**SHORT PROBLEM:** Return all entries precisely as they stand, without the images.

**ROWS:**
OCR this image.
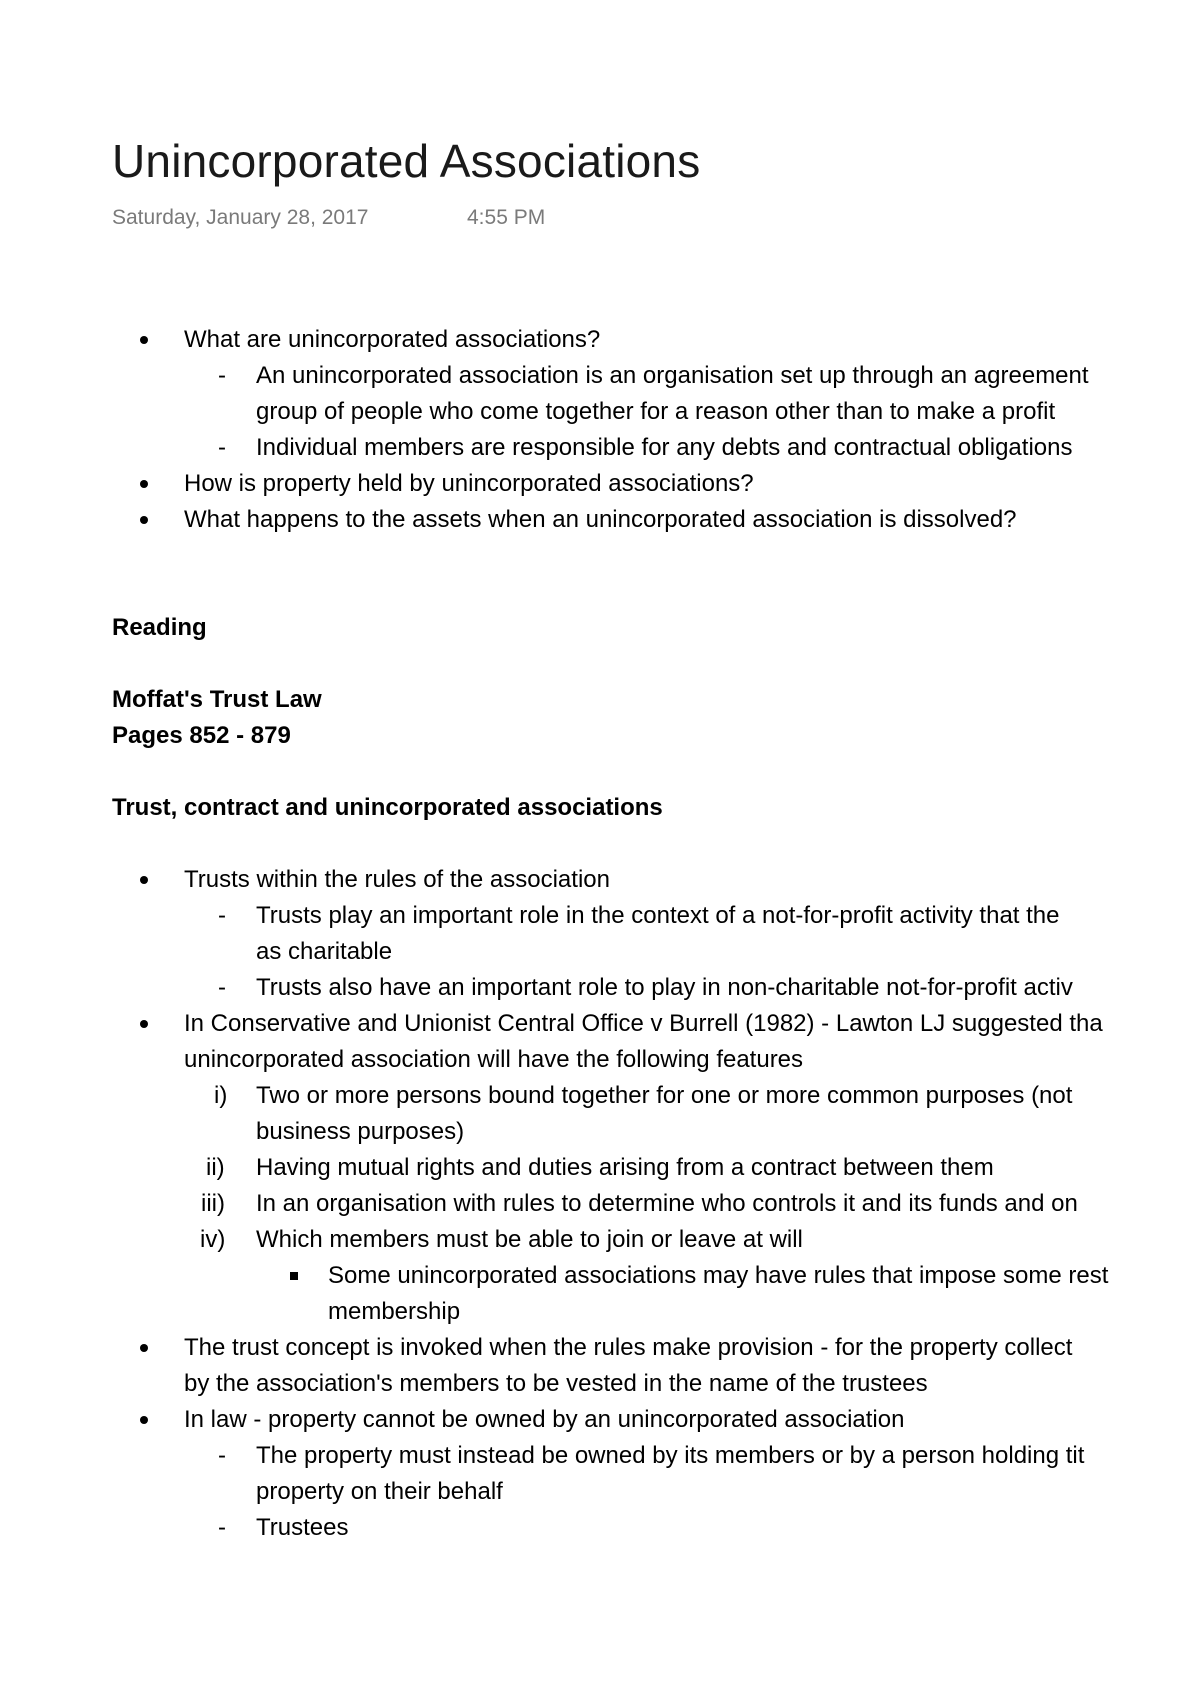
Unincorporated Associations
Saturday, January 28, 2017	4:55 PM
What are unincorporated associations?
- An unincorporated association is an organisation set up through an agreement
group of people who come together for a reason other than to make a profit
- Individual members are responsible for any debts and contractual obligations
How is property held by unincorporated associations?
What happens to the assets when an unincorporated association is dissolved?
Reading
Moffat's Trust Law
Pages 852 - 879
Trust, contract and unincorporated associations
Trusts within the rules of the association
- Trusts play an important role in the context of a not-for-profit activity that the
as charitable
- Trusts also have an important role to play in non-charitable not-for-profit activ
In Conservative and Unionist Central Office v Burrell (1982) - Lawton LJ suggested tha
unincorporated association will have the following features
i) Two or more persons bound together for one or more common purposes (not
business purposes)
ii) Having mutual rights and duties arising from a contract between them
iii) In an organisation with rules to determine who controls it and its funds and on
iv) Which members must be able to join or leave at will
Some unincorporated associations may have rules that impose some rest
membership
The trust concept is invoked when the rules make provision - for the property collect
by the association's members to be vested in the name of the trustees
In law - property cannot be owned by an unincorporated association
- The property must instead be owned by its members or by a person holding tit
property on their behalf
- Trustees
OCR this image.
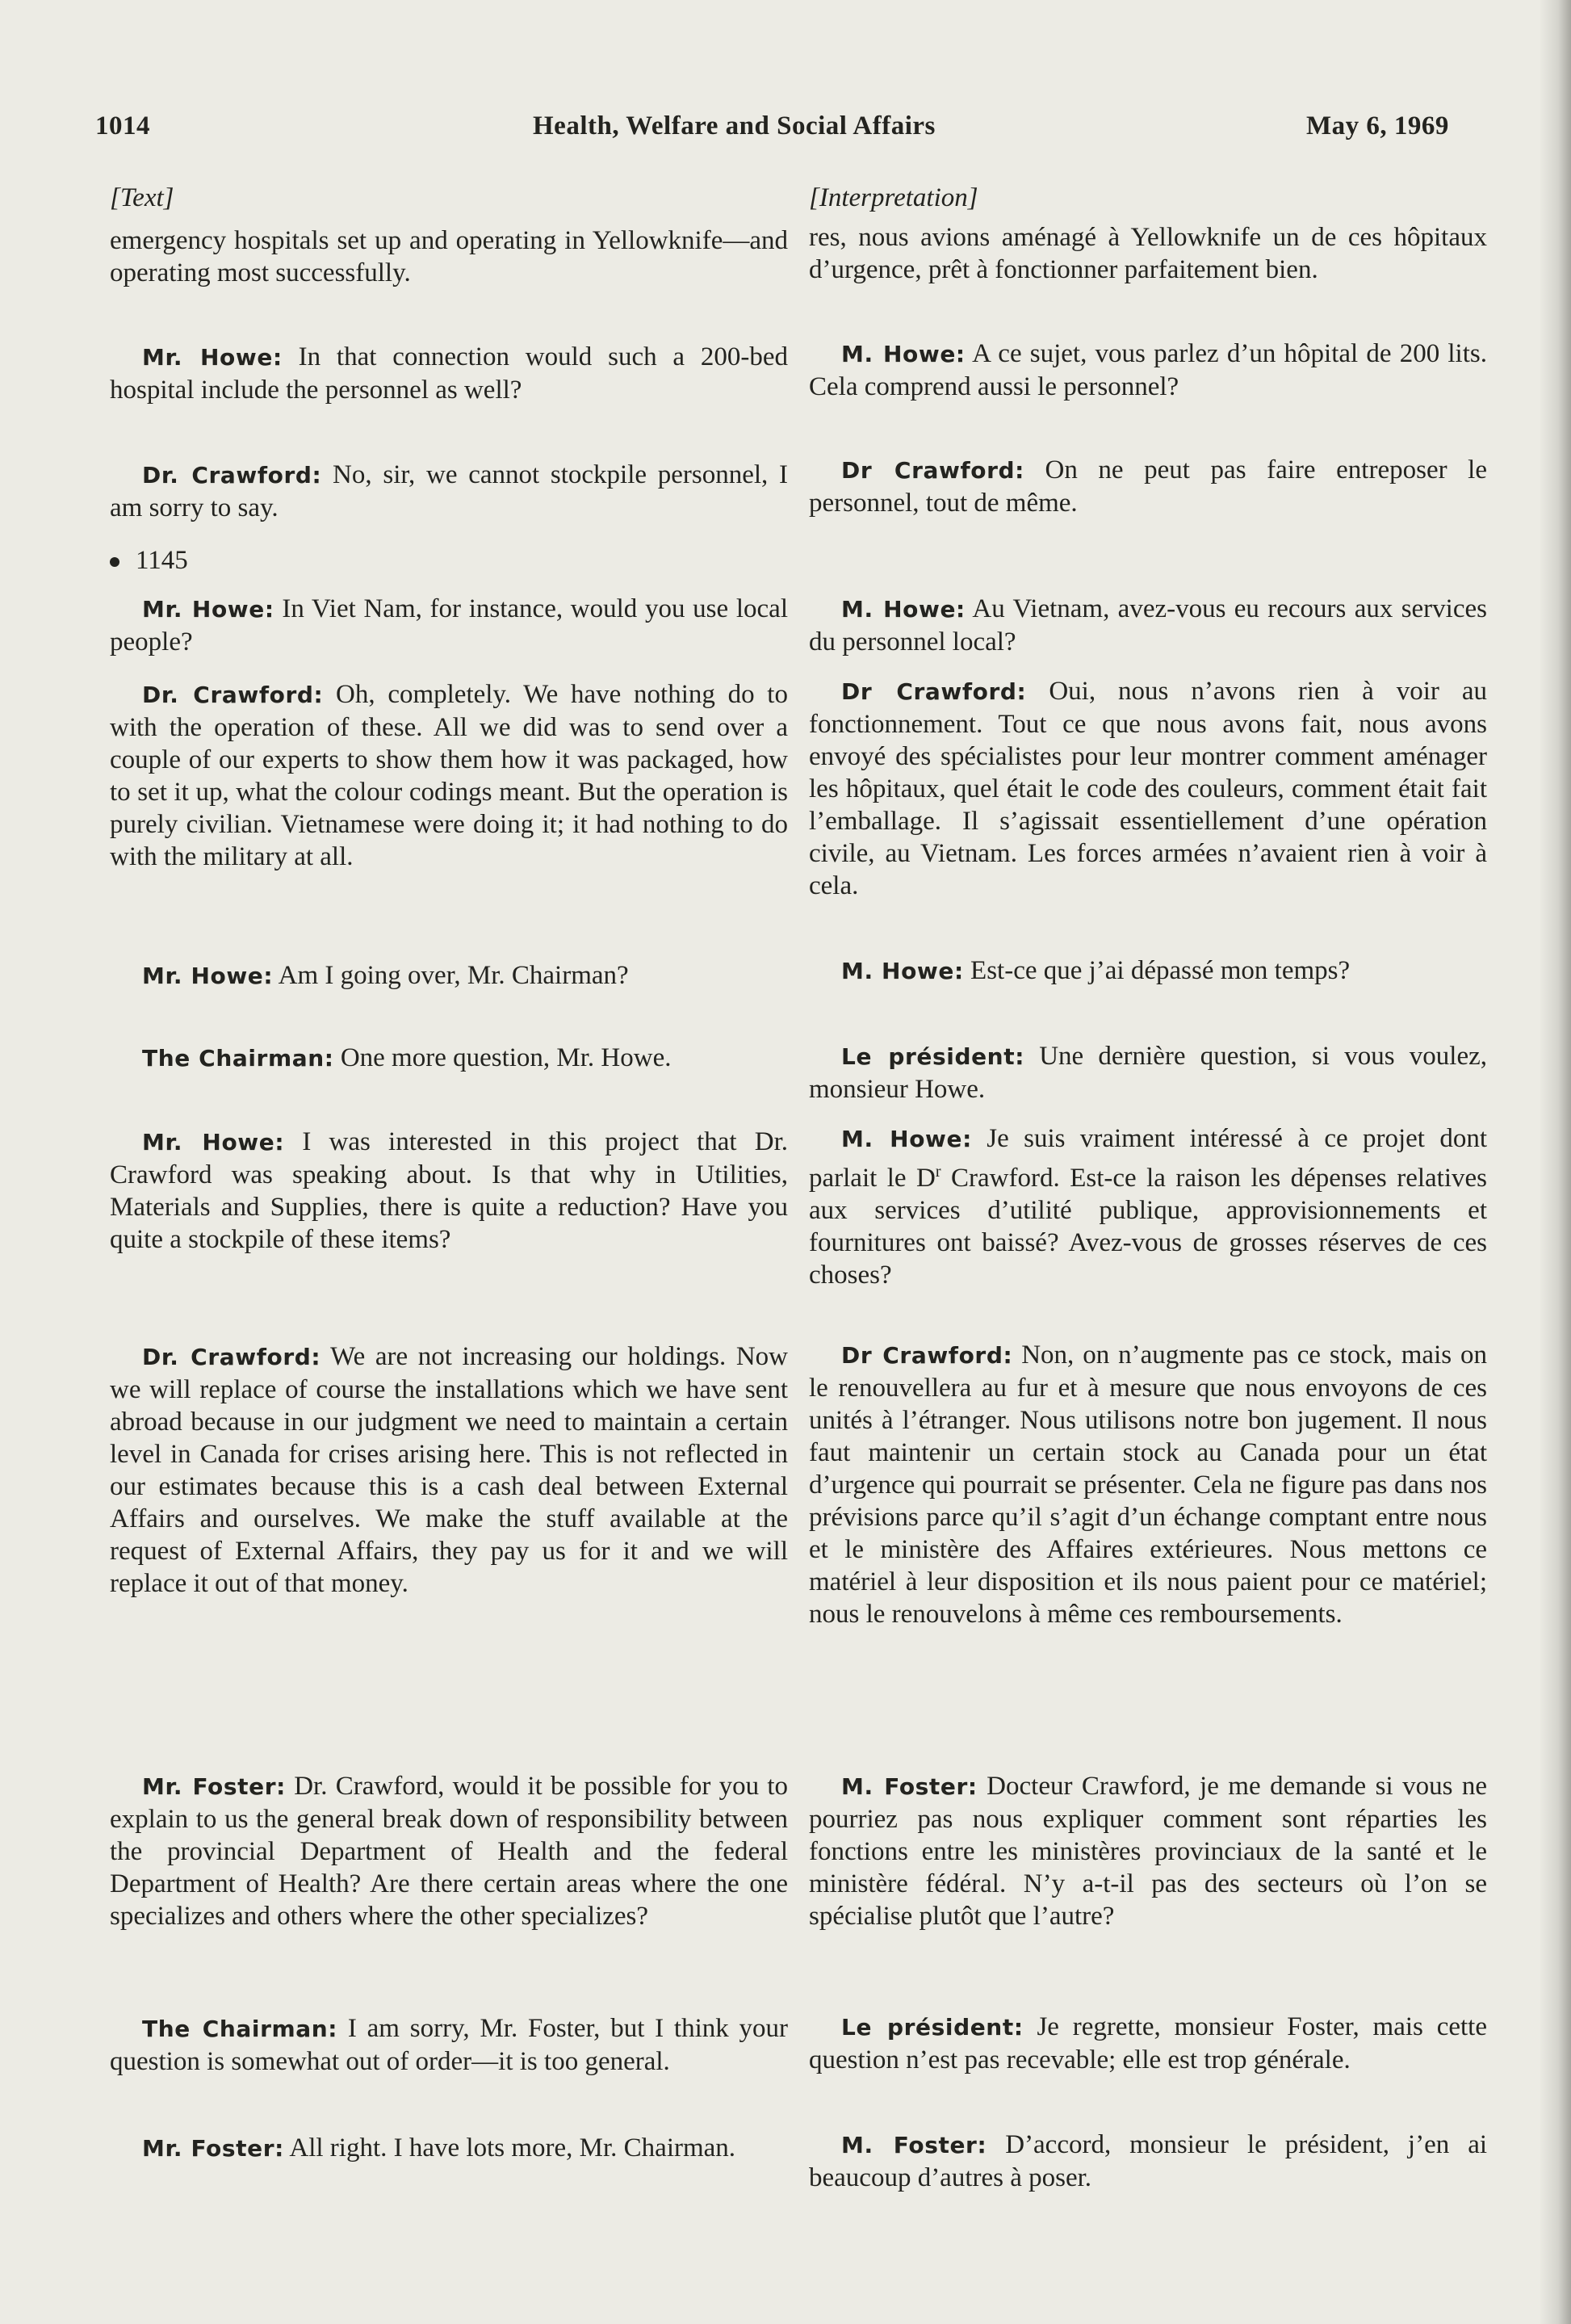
1014	Health, Welfare and Social Affairs	May 6, 1969
[Text]
emergency hospitals set up and operating in Yellowknife—and operating most successfully.
Mr. Howe: In that connection would such a 200-bed hospital include the personnel as well?
Dr. Crawford: No, sir, we cannot stockpile personnel, I am sorry to say.
1145
Mr. Howe: In Viet Nam, for instance, would you use local people?
Dr. Crawford: Oh, completely. We have nothing do to with the operation of these. All we did was to send over a couple of our experts to show them how it was packaged, how to set it up, what the colour codings meant. But the operation is purely civilian. Vietnamese were doing it; it had nothing to do with the military at all.
Mr. Howe: Am I going over, Mr. Chairman?
The Chairman: One more question, Mr. Howe.
Mr. Howe: I was interested in this project that Dr. Crawford was speaking about. Is that why in Utilities, Materials and Supplies, there is quite a reduction? Have you quite a stockpile of these items?
Dr. Crawford: We are not increasing our holdings. Now we will replace of course the installations which we have sent abroad because in our judgment we need to maintain a certain level in Canada for crises arising here. This is not reflected in our estimates because this is a cash deal between External Affairs and ourselves. We make the stuff available at the request of External Affairs, they pay us for it and we will replace it out of that money.
Mr. Foster: Dr. Crawford, would it be possible for you to explain to us the general break down of responsibility between the provincial Department of Health and the federal Department of Health? Are there certain areas where the one specializes and others where the other specializes?
The Chairman: I am sorry, Mr. Foster, but I think your question is somewhat out of order—it is too general.
Mr. Foster: All right. I have lots more, Mr. Chairman.
[Interpretation]
res, nous avions aménagé à Yellowknife un de ces hôpitaux d’urgence, prêt à fonctionner parfaitement bien.
M. Howe: A ce sujet, vous parlez d’un hôpital de 200 lits. Cela comprend aussi le personnel?
Dr Crawford: On ne peut pas faire entreposer le personnel, tout de même.
M. Howe: Au Vietnam, avez-vous eu recours aux services du personnel local?
Dr Crawford: Oui, nous n’avons rien à voir au fonctionnement. Tout ce que nous avons fait, nous avons envoyé des spécialistes pour leur montrer comment aménager les hôpitaux, quel était le code des couleurs, comment était fait l’emballage. Il s’agissait essentiellement d’une opération civile, au Vietnam. Les forces armées n’avaient rien à voir à cela.
M. Howe: Est-ce que j’ai dépassé mon temps?
Le président: Une dernière question, si vous voulez, monsieur Howe.
M. Howe: Je suis vraiment intéressé à ce projet dont parlait le $D^r$ Crawford. Est-ce la raison les dépenses relatives aux services d’utilité publique, approvisionnements et fournitures ont baissé? Avez-vous de grosses réserves de ces choses?
Dr Crawford: Non, on n’augmente pas ce stock, mais on le renouvellera au fur et à mesure que nous envoyons de ces unités à l’étranger. Nous utilisons notre bon jugement. Il nous faut maintenir un certain stock au Canada pour un état d’urgence qui pourrait se présenter. Cela ne figure pas dans nos prévisions parce qu’il s’agit d’un échange comptant entre nous et le ministère des Affaires extérieures. Nous mettons ce matériel à leur disposition et ils nous paient pour ce matériel; nous le renouvelons à même ces remboursements.
M. Foster: Docteur Crawford, je me demande si vous ne pourriez pas nous expliquer comment sont réparties les fonctions entre les ministères provinciaux de la santé et le ministère fédéral. N’y a-t-il pas des secteurs où l’on se spécialise plutôt que l’autre?
Le président: Je regrette, monsieur Foster, mais cette question n’est pas recevable; elle est trop générale.
M. Foster: D’accord, monsieur le président, j’en ai beaucoup d’autres à poser.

**CORRECT RESPONSE:**
OCR this image.
Unincorporated Associations
Saturday, January 28, 2017	4:55 PM
What are unincorporated associations?
- An unincorporated association is an organisation set up through an agreement
group of people who come together for a reason other than to make a profit
- Individual members are responsible for any debts and contractual obligations
How is property held by unincorporated associations?
What happens to the assets when an unincorporated association is dissolved?
Reading
Moffat's Trust Law
Pages 852 - 879
Trust, contract and unincorporated associations
Trusts within the rules of the association
- Trusts play an important role in the context of a not-for-profit activity that the
as charitable
- Trusts also have an important role to play in non-charitable not-for-profit activ
In Conservative and Unionist Central Office v Burrell (1982) - Lawton LJ suggested tha
unincorporated association will have the following features
i) Two or more persons bound together for one or more common purposes (not
business purposes)
ii) Having mutual rights and duties arising from a contract between them
iii) In an organisation with rules to determine who controls it and its funds and on
iv) Which members must be able to join or leave at will
Some unincorporated associations may have rules that impose some rest
membership
The trust concept is invoked when the rules make provision - for the property collect
by the association's members to be vested in the name of the trustees
In law - property cannot be owned by an unincorporated association
- The property must instead be owned by its members or by a person holding tit
property on their behalf
- Trustees
OCR this image.
1014	Health, Welfare and Social Affairs	May 6, 1969
[Text]
emergency hospitals set up and operating in Yellowknife—and operating most successfully.
Mr. Howe: In that connection would such a 200-bed hospital include the personnel as well?
Dr. Crawford: No, sir, we cannot stockpile personnel, I am sorry to say.
1145
Mr. Howe: In Viet Nam, for instance, would you use local people?
Dr. Crawford: Oh, completely. We have nothing do to with the operation of these. All we did was to send over a couple of our experts to show them how it was packaged, how to set it up, what the colour codings meant. But the operation is purely civilian. Vietnamese were doing it; it had nothing to do with the military at all.
Mr. Howe: Am I going over, Mr. Chairman?
The Chairman: One more question, Mr. Howe.
Mr. Howe: I was interested in this project that Dr. Crawford was speaking about. Is that why in Utilities, Materials and Supplies, there is quite a reduction? Have you quite a stockpile of these items?
Dr. Crawford: We are not increasing our holdings. Now we will replace of course the installations which we have sent abroad because in our judgment we need to maintain a certain level in Canada for crises arising here. This is not reflected in our estimates because this is a cash deal between External Affairs and ourselves. We make the stuff available at the request of External Affairs, they pay us for it and we will replace it out of that money.
Mr. Foster: Dr. Crawford, would it be possible for you to explain to us the general break down of responsibility between the provincial Department of Health and the federal Department of Health? Are there certain areas where the one specializes and others where the other specializes?
The Chairman: I am sorry, Mr. Foster, but I think your question is somewhat out of order—it is too general.
Mr. Foster: All right. I have lots more, Mr. Chairman.
[Interpretation]
res, nous avions aménagé à Yellowknife un de ces hôpitaux d’urgence, prêt à fonctionner parfaitement bien.
M. Howe: A ce sujet, vous parlez d’un hôpital de 200 lits. Cela comprend aussi le personnel?
Dr Crawford: On ne peut pas faire entreposer le personnel, tout de même.
M. Howe: Au Vietnam, avez-vous eu recours aux services du personnel local?
Dr Crawford: Oui, nous n’avons rien à voir au fonctionnement. Tout ce que nous avons fait, nous avons envoyé des spécialistes pour leur montrer comment aménager les hôpitaux, quel était le code des couleurs, comment était fait l’emballage. Il s’agissait essentiellement d’une opération civile, au Vietnam. Les forces armées n’avaient rien à voir à cela.
M. Howe: Est-ce que j’ai dépassé mon temps?
Le président: Une dernière question, si vous voulez, monsieur Howe.
M. Howe: Je suis vraiment intéressé à ce projet dont parlait le $D^r$ Crawford. Est-ce la raison les dépenses relatives aux services d’utilité publique, approvisionnements et fournitures ont baissé? Avez-vous de grosses réserves de ces choses?
Dr Crawford: Non, on n’augmente pas ce stock, mais on le renouvellera au fur et à mesure que nous envoyons de ces unités à l’étranger. Nous utilisons notre bon jugement. Il nous faut maintenir un certain stock au Canada pour un état d’urgence qui pourrait se présenter. Cela ne figure pas dans nos prévisions parce qu’il s’agit d’un échange comptant entre nous et le ministère des Affaires extérieures. Nous mettons ce matériel à leur disposition et ils nous paient pour ce matériel; nous le renouvelons à même ces remboursements.
M. Foster: Docteur Crawford, je me demande si vous ne pourriez pas nous expliquer comment sont réparties les fonctions entre les ministères provinciaux de la santé et le ministère fédéral. N’y a-t-il pas des secteurs où l’on se spécialise plutôt que l’autre?
Le président: Je regrette, monsieur Foster, mais cette question n’est pas recevable; elle est trop générale.
M. Foster: D’accord, monsieur le président, j’en ai beaucoup d’autres à poser.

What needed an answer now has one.